Short exercise:
From the entries that follow, list every line in which the string "them" appears.

-=-=-

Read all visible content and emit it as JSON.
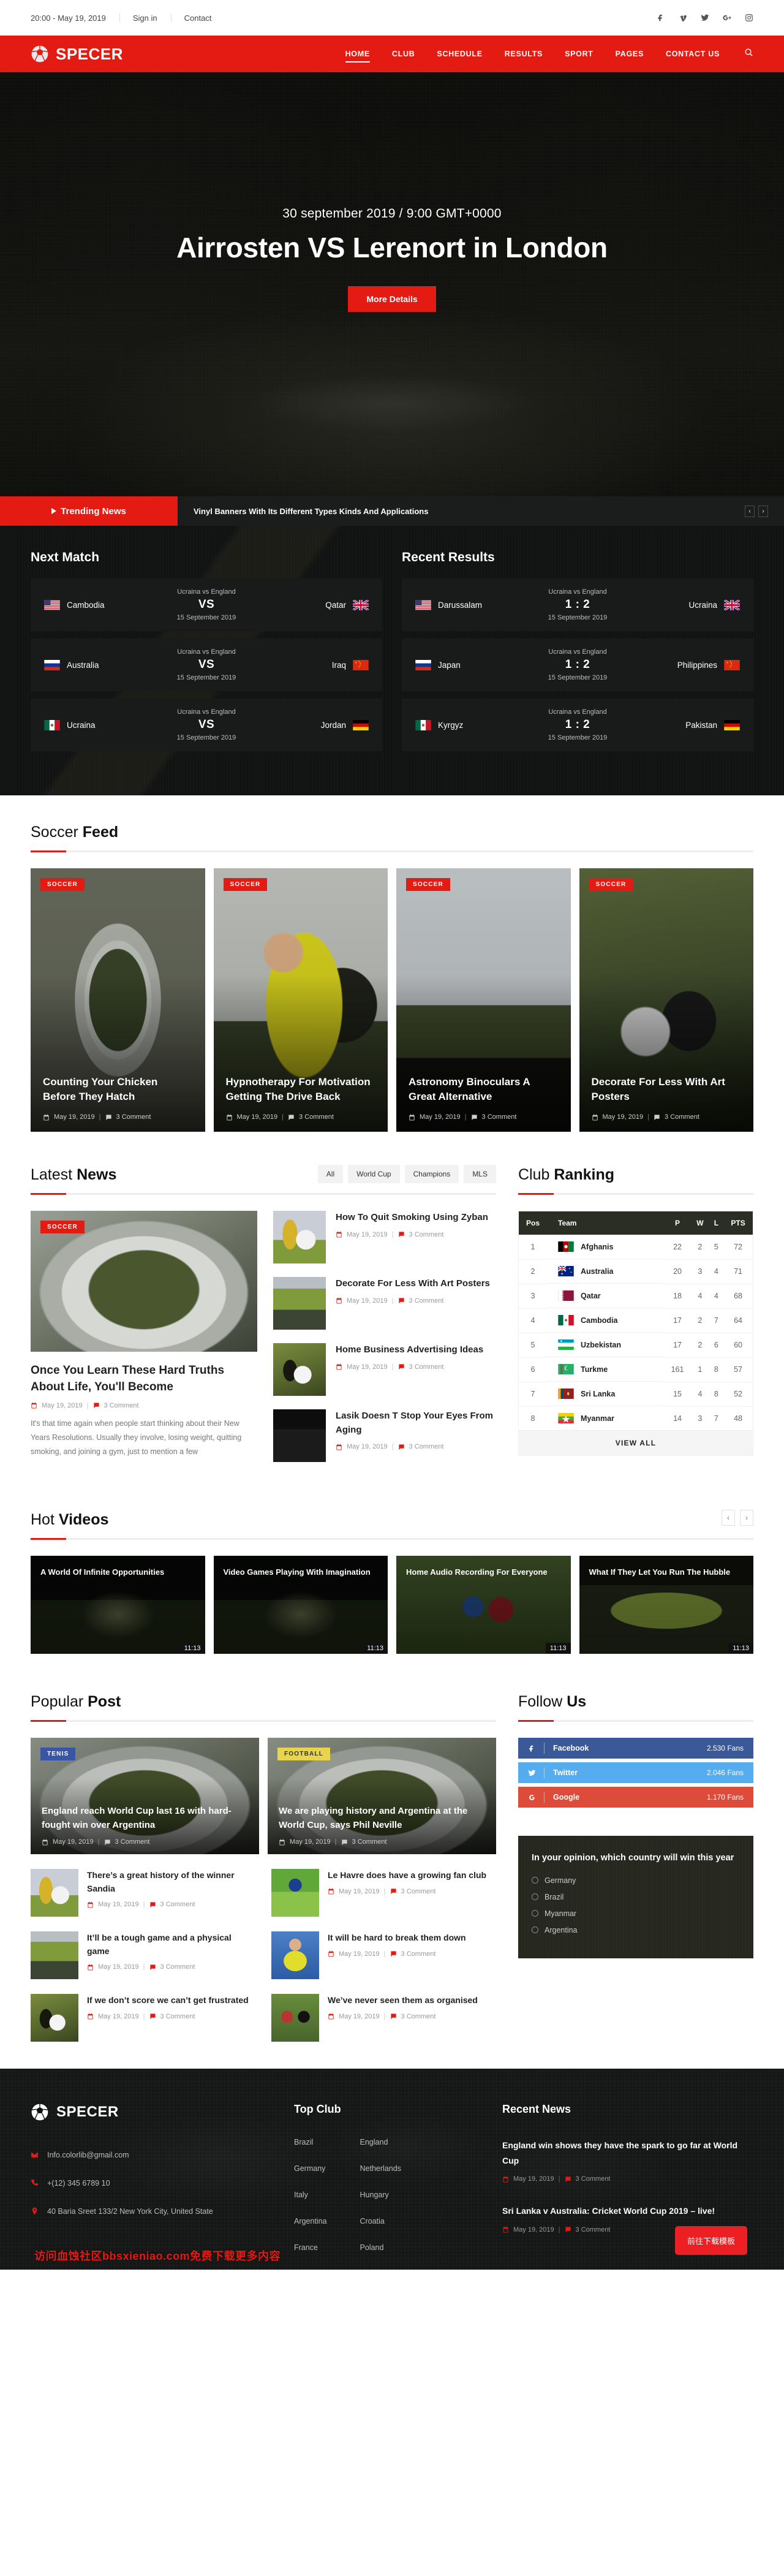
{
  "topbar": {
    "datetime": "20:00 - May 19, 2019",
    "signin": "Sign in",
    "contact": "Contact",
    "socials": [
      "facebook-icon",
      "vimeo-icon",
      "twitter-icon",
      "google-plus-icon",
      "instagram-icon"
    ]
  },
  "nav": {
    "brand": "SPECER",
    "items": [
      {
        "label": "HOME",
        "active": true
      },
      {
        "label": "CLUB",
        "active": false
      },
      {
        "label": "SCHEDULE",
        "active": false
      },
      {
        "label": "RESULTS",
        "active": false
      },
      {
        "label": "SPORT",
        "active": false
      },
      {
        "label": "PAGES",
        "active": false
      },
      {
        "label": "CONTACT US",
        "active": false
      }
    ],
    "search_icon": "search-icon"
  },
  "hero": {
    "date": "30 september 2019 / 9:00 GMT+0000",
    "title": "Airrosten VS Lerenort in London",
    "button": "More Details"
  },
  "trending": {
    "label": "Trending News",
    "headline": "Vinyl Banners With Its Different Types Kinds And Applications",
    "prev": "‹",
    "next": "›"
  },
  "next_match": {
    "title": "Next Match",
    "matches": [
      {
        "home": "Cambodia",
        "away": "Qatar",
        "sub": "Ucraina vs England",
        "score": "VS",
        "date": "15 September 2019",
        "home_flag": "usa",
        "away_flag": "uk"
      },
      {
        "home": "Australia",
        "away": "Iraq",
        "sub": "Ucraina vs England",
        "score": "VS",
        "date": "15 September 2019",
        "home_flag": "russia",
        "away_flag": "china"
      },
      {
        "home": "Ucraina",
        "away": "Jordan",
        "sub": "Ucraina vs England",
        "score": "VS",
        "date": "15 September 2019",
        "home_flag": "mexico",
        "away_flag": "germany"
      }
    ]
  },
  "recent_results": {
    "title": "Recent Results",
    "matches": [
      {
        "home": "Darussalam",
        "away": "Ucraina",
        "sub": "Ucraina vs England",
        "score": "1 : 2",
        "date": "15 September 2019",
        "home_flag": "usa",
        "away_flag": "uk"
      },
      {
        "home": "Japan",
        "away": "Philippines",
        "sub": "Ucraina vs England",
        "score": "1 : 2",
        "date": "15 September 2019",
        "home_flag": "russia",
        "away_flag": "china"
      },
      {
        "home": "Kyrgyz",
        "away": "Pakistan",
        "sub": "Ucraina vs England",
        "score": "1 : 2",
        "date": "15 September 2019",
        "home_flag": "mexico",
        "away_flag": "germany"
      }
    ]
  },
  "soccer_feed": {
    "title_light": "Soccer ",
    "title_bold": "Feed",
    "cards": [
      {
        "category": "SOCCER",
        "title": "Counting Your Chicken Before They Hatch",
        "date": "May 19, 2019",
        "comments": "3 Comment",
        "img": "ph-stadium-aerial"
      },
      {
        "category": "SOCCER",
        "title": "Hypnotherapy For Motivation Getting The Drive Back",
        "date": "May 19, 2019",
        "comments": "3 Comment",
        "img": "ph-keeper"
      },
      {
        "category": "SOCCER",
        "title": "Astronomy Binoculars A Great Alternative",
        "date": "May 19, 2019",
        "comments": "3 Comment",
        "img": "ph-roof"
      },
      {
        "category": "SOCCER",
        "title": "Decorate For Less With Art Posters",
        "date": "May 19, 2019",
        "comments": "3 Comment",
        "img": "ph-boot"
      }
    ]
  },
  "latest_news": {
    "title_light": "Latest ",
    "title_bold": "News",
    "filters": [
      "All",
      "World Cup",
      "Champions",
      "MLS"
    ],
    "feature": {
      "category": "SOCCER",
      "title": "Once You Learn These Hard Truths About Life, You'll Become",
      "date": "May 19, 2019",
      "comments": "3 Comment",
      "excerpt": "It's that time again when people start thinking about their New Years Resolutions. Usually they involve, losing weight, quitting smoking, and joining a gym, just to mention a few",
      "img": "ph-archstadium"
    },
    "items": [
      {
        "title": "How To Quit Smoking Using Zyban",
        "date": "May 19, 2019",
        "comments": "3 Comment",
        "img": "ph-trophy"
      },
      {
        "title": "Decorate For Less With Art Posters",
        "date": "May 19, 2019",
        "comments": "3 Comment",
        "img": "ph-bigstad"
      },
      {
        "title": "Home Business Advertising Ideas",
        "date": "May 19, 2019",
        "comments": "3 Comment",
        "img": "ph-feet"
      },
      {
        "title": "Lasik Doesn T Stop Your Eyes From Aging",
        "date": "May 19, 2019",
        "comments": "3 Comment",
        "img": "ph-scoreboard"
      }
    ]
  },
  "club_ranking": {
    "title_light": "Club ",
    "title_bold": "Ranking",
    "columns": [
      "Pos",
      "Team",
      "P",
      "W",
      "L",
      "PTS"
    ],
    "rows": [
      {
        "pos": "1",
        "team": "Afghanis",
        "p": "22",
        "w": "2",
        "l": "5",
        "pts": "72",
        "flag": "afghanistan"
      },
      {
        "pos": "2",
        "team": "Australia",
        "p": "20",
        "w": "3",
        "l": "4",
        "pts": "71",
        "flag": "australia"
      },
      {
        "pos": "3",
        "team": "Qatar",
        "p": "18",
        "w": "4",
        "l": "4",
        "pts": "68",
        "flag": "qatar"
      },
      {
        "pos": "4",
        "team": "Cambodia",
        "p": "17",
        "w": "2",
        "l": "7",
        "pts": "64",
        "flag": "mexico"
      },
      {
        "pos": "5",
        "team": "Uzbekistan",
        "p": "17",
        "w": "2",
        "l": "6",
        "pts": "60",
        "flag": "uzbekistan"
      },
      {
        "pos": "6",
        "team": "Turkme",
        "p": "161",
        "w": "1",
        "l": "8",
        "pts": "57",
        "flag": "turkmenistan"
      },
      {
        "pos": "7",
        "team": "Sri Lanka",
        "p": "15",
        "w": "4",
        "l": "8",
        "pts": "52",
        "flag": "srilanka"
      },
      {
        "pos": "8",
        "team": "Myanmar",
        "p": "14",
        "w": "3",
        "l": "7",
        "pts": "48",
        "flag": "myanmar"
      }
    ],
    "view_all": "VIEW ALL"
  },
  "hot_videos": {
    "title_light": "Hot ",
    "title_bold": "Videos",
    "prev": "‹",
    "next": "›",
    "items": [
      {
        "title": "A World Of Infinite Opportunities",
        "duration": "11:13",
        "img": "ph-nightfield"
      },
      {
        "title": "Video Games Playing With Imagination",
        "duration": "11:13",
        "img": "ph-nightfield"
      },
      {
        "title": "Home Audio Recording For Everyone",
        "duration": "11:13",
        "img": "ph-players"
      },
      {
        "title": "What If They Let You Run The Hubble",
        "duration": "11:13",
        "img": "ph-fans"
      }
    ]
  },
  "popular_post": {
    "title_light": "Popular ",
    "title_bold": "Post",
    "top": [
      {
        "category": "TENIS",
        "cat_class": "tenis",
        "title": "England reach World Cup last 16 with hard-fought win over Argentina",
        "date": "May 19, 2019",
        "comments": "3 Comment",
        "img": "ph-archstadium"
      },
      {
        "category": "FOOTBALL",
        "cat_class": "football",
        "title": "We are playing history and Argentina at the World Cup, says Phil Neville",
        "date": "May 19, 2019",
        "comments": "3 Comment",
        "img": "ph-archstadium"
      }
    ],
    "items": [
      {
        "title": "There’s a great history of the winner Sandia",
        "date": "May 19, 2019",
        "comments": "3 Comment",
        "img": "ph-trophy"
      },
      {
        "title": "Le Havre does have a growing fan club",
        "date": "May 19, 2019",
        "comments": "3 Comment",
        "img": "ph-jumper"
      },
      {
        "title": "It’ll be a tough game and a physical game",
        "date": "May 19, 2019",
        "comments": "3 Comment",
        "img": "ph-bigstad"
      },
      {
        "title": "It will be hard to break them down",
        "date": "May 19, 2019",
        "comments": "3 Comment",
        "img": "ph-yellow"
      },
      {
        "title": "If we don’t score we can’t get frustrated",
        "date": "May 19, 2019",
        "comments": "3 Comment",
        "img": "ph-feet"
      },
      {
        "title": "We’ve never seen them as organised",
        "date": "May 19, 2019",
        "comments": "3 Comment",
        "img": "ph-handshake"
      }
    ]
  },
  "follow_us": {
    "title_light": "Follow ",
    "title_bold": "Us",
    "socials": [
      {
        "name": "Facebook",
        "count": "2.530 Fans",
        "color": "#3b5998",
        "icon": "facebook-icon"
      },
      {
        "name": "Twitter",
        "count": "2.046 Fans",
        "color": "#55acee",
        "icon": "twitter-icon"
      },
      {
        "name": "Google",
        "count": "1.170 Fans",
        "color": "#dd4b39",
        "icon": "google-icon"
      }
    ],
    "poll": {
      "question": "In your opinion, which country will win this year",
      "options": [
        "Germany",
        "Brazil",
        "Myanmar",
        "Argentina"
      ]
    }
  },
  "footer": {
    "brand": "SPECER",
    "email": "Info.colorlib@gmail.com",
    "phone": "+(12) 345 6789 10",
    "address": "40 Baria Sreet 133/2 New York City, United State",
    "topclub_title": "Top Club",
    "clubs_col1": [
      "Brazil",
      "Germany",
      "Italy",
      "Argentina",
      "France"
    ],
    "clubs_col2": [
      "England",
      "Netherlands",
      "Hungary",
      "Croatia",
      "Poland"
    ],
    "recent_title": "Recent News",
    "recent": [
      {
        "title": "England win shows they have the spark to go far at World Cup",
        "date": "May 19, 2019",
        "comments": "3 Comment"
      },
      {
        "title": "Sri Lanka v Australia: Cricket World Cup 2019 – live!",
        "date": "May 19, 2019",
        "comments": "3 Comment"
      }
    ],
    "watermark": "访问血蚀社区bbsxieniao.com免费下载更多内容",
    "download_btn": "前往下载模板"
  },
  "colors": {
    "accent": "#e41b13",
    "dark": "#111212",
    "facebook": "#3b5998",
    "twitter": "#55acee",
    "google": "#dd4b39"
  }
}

-=-=-

Solution:
        "title": "It will be hard to break them down",
        "title": "We’ve never seen them as organised",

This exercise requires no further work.